▶ Exercise instructions: Restate the whole of the material. Keep every word, and drop the pictures.

▶ Records provided:
※ ※ ※

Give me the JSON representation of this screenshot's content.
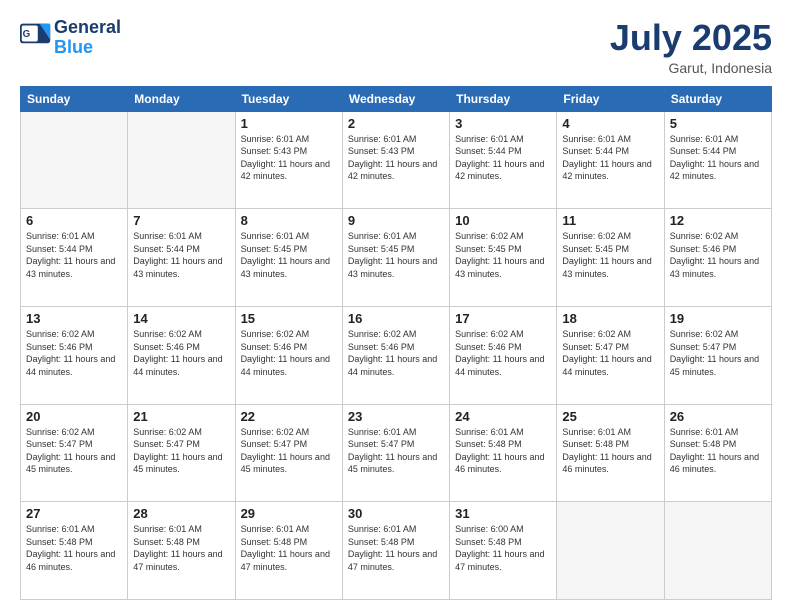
{
  "header": {
    "logo_line1": "General",
    "logo_line2": "Blue",
    "month": "July 2025",
    "location": "Garut, Indonesia"
  },
  "weekdays": [
    "Sunday",
    "Monday",
    "Tuesday",
    "Wednesday",
    "Thursday",
    "Friday",
    "Saturday"
  ],
  "weeks": [
    [
      {
        "day": "",
        "info": ""
      },
      {
        "day": "",
        "info": ""
      },
      {
        "day": "1",
        "info": "Sunrise: 6:01 AM\nSunset: 5:43 PM\nDaylight: 11 hours and 42 minutes."
      },
      {
        "day": "2",
        "info": "Sunrise: 6:01 AM\nSunset: 5:43 PM\nDaylight: 11 hours and 42 minutes."
      },
      {
        "day": "3",
        "info": "Sunrise: 6:01 AM\nSunset: 5:44 PM\nDaylight: 11 hours and 42 minutes."
      },
      {
        "day": "4",
        "info": "Sunrise: 6:01 AM\nSunset: 5:44 PM\nDaylight: 11 hours and 42 minutes."
      },
      {
        "day": "5",
        "info": "Sunrise: 6:01 AM\nSunset: 5:44 PM\nDaylight: 11 hours and 42 minutes."
      }
    ],
    [
      {
        "day": "6",
        "info": "Sunrise: 6:01 AM\nSunset: 5:44 PM\nDaylight: 11 hours and 43 minutes."
      },
      {
        "day": "7",
        "info": "Sunrise: 6:01 AM\nSunset: 5:44 PM\nDaylight: 11 hours and 43 minutes."
      },
      {
        "day": "8",
        "info": "Sunrise: 6:01 AM\nSunset: 5:45 PM\nDaylight: 11 hours and 43 minutes."
      },
      {
        "day": "9",
        "info": "Sunrise: 6:01 AM\nSunset: 5:45 PM\nDaylight: 11 hours and 43 minutes."
      },
      {
        "day": "10",
        "info": "Sunrise: 6:02 AM\nSunset: 5:45 PM\nDaylight: 11 hours and 43 minutes."
      },
      {
        "day": "11",
        "info": "Sunrise: 6:02 AM\nSunset: 5:45 PM\nDaylight: 11 hours and 43 minutes."
      },
      {
        "day": "12",
        "info": "Sunrise: 6:02 AM\nSunset: 5:46 PM\nDaylight: 11 hours and 43 minutes."
      }
    ],
    [
      {
        "day": "13",
        "info": "Sunrise: 6:02 AM\nSunset: 5:46 PM\nDaylight: 11 hours and 44 minutes."
      },
      {
        "day": "14",
        "info": "Sunrise: 6:02 AM\nSunset: 5:46 PM\nDaylight: 11 hours and 44 minutes."
      },
      {
        "day": "15",
        "info": "Sunrise: 6:02 AM\nSunset: 5:46 PM\nDaylight: 11 hours and 44 minutes."
      },
      {
        "day": "16",
        "info": "Sunrise: 6:02 AM\nSunset: 5:46 PM\nDaylight: 11 hours and 44 minutes."
      },
      {
        "day": "17",
        "info": "Sunrise: 6:02 AM\nSunset: 5:46 PM\nDaylight: 11 hours and 44 minutes."
      },
      {
        "day": "18",
        "info": "Sunrise: 6:02 AM\nSunset: 5:47 PM\nDaylight: 11 hours and 44 minutes."
      },
      {
        "day": "19",
        "info": "Sunrise: 6:02 AM\nSunset: 5:47 PM\nDaylight: 11 hours and 45 minutes."
      }
    ],
    [
      {
        "day": "20",
        "info": "Sunrise: 6:02 AM\nSunset: 5:47 PM\nDaylight: 11 hours and 45 minutes."
      },
      {
        "day": "21",
        "info": "Sunrise: 6:02 AM\nSunset: 5:47 PM\nDaylight: 11 hours and 45 minutes."
      },
      {
        "day": "22",
        "info": "Sunrise: 6:02 AM\nSunset: 5:47 PM\nDaylight: 11 hours and 45 minutes."
      },
      {
        "day": "23",
        "info": "Sunrise: 6:01 AM\nSunset: 5:47 PM\nDaylight: 11 hours and 45 minutes."
      },
      {
        "day": "24",
        "info": "Sunrise: 6:01 AM\nSunset: 5:48 PM\nDaylight: 11 hours and 46 minutes."
      },
      {
        "day": "25",
        "info": "Sunrise: 6:01 AM\nSunset: 5:48 PM\nDaylight: 11 hours and 46 minutes."
      },
      {
        "day": "26",
        "info": "Sunrise: 6:01 AM\nSunset: 5:48 PM\nDaylight: 11 hours and 46 minutes."
      }
    ],
    [
      {
        "day": "27",
        "info": "Sunrise: 6:01 AM\nSunset: 5:48 PM\nDaylight: 11 hours and 46 minutes."
      },
      {
        "day": "28",
        "info": "Sunrise: 6:01 AM\nSunset: 5:48 PM\nDaylight: 11 hours and 47 minutes."
      },
      {
        "day": "29",
        "info": "Sunrise: 6:01 AM\nSunset: 5:48 PM\nDaylight: 11 hours and 47 minutes."
      },
      {
        "day": "30",
        "info": "Sunrise: 6:01 AM\nSunset: 5:48 PM\nDaylight: 11 hours and 47 minutes."
      },
      {
        "day": "31",
        "info": "Sunrise: 6:00 AM\nSunset: 5:48 PM\nDaylight: 11 hours and 47 minutes."
      },
      {
        "day": "",
        "info": ""
      },
      {
        "day": "",
        "info": ""
      }
    ]
  ]
}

※ ※ ※

▶ Exercise result:
Give me the JSON representation of this screenshot's content.
{
  "header": {
    "logo_line1": "General",
    "logo_line2": "Blue",
    "month": "July 2025",
    "location": "Garut, Indonesia"
  },
  "weekdays": [
    "Sunday",
    "Monday",
    "Tuesday",
    "Wednesday",
    "Thursday",
    "Friday",
    "Saturday"
  ],
  "weeks": [
    [
      {
        "day": "",
        "info": ""
      },
      {
        "day": "",
        "info": ""
      },
      {
        "day": "1",
        "info": "Sunrise: 6:01 AM\nSunset: 5:43 PM\nDaylight: 11 hours and 42 minutes."
      },
      {
        "day": "2",
        "info": "Sunrise: 6:01 AM\nSunset: 5:43 PM\nDaylight: 11 hours and 42 minutes."
      },
      {
        "day": "3",
        "info": "Sunrise: 6:01 AM\nSunset: 5:44 PM\nDaylight: 11 hours and 42 minutes."
      },
      {
        "day": "4",
        "info": "Sunrise: 6:01 AM\nSunset: 5:44 PM\nDaylight: 11 hours and 42 minutes."
      },
      {
        "day": "5",
        "info": "Sunrise: 6:01 AM\nSunset: 5:44 PM\nDaylight: 11 hours and 42 minutes."
      }
    ],
    [
      {
        "day": "6",
        "info": "Sunrise: 6:01 AM\nSunset: 5:44 PM\nDaylight: 11 hours and 43 minutes."
      },
      {
        "day": "7",
        "info": "Sunrise: 6:01 AM\nSunset: 5:44 PM\nDaylight: 11 hours and 43 minutes."
      },
      {
        "day": "8",
        "info": "Sunrise: 6:01 AM\nSunset: 5:45 PM\nDaylight: 11 hours and 43 minutes."
      },
      {
        "day": "9",
        "info": "Sunrise: 6:01 AM\nSunset: 5:45 PM\nDaylight: 11 hours and 43 minutes."
      },
      {
        "day": "10",
        "info": "Sunrise: 6:02 AM\nSunset: 5:45 PM\nDaylight: 11 hours and 43 minutes."
      },
      {
        "day": "11",
        "info": "Sunrise: 6:02 AM\nSunset: 5:45 PM\nDaylight: 11 hours and 43 minutes."
      },
      {
        "day": "12",
        "info": "Sunrise: 6:02 AM\nSunset: 5:46 PM\nDaylight: 11 hours and 43 minutes."
      }
    ],
    [
      {
        "day": "13",
        "info": "Sunrise: 6:02 AM\nSunset: 5:46 PM\nDaylight: 11 hours and 44 minutes."
      },
      {
        "day": "14",
        "info": "Sunrise: 6:02 AM\nSunset: 5:46 PM\nDaylight: 11 hours and 44 minutes."
      },
      {
        "day": "15",
        "info": "Sunrise: 6:02 AM\nSunset: 5:46 PM\nDaylight: 11 hours and 44 minutes."
      },
      {
        "day": "16",
        "info": "Sunrise: 6:02 AM\nSunset: 5:46 PM\nDaylight: 11 hours and 44 minutes."
      },
      {
        "day": "17",
        "info": "Sunrise: 6:02 AM\nSunset: 5:46 PM\nDaylight: 11 hours and 44 minutes."
      },
      {
        "day": "18",
        "info": "Sunrise: 6:02 AM\nSunset: 5:47 PM\nDaylight: 11 hours and 44 minutes."
      },
      {
        "day": "19",
        "info": "Sunrise: 6:02 AM\nSunset: 5:47 PM\nDaylight: 11 hours and 45 minutes."
      }
    ],
    [
      {
        "day": "20",
        "info": "Sunrise: 6:02 AM\nSunset: 5:47 PM\nDaylight: 11 hours and 45 minutes."
      },
      {
        "day": "21",
        "info": "Sunrise: 6:02 AM\nSunset: 5:47 PM\nDaylight: 11 hours and 45 minutes."
      },
      {
        "day": "22",
        "info": "Sunrise: 6:02 AM\nSunset: 5:47 PM\nDaylight: 11 hours and 45 minutes."
      },
      {
        "day": "23",
        "info": "Sunrise: 6:01 AM\nSunset: 5:47 PM\nDaylight: 11 hours and 45 minutes."
      },
      {
        "day": "24",
        "info": "Sunrise: 6:01 AM\nSunset: 5:48 PM\nDaylight: 11 hours and 46 minutes."
      },
      {
        "day": "25",
        "info": "Sunrise: 6:01 AM\nSunset: 5:48 PM\nDaylight: 11 hours and 46 minutes."
      },
      {
        "day": "26",
        "info": "Sunrise: 6:01 AM\nSunset: 5:48 PM\nDaylight: 11 hours and 46 minutes."
      }
    ],
    [
      {
        "day": "27",
        "info": "Sunrise: 6:01 AM\nSunset: 5:48 PM\nDaylight: 11 hours and 46 minutes."
      },
      {
        "day": "28",
        "info": "Sunrise: 6:01 AM\nSunset: 5:48 PM\nDaylight: 11 hours and 47 minutes."
      },
      {
        "day": "29",
        "info": "Sunrise: 6:01 AM\nSunset: 5:48 PM\nDaylight: 11 hours and 47 minutes."
      },
      {
        "day": "30",
        "info": "Sunrise: 6:01 AM\nSunset: 5:48 PM\nDaylight: 11 hours and 47 minutes."
      },
      {
        "day": "31",
        "info": "Sunrise: 6:00 AM\nSunset: 5:48 PM\nDaylight: 11 hours and 47 minutes."
      },
      {
        "day": "",
        "info": ""
      },
      {
        "day": "",
        "info": ""
      }
    ]
  ]
}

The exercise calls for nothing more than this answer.